[Start Given records]

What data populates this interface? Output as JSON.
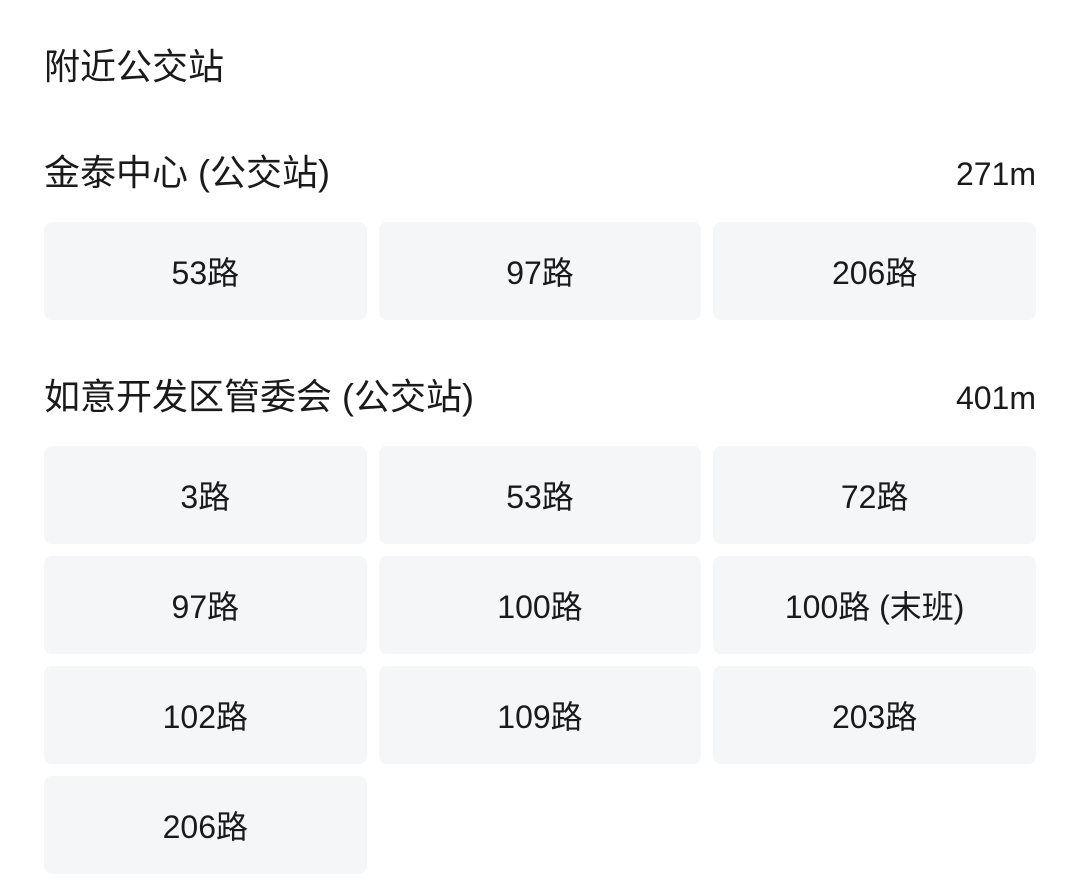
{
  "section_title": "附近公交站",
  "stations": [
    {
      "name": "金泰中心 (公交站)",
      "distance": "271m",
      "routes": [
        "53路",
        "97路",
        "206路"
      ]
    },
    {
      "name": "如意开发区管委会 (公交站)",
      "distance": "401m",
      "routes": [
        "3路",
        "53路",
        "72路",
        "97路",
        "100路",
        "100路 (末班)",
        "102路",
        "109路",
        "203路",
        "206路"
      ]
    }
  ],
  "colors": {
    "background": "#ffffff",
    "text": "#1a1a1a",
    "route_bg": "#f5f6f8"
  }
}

[End Given records]

» **Written request**:
Write out the material above again, word for word, minus its pictures.

» **In response**:
What data populates this interface? Output as JSON.
{
  "section_title": "附近公交站",
  "stations": [
    {
      "name": "金泰中心 (公交站)",
      "distance": "271m",
      "routes": [
        "53路",
        "97路",
        "206路"
      ]
    },
    {
      "name": "如意开发区管委会 (公交站)",
      "distance": "401m",
      "routes": [
        "3路",
        "53路",
        "72路",
        "97路",
        "100路",
        "100路 (末班)",
        "102路",
        "109路",
        "203路",
        "206路"
      ]
    }
  ],
  "colors": {
    "background": "#ffffff",
    "text": "#1a1a1a",
    "route_bg": "#f5f6f8"
  }
}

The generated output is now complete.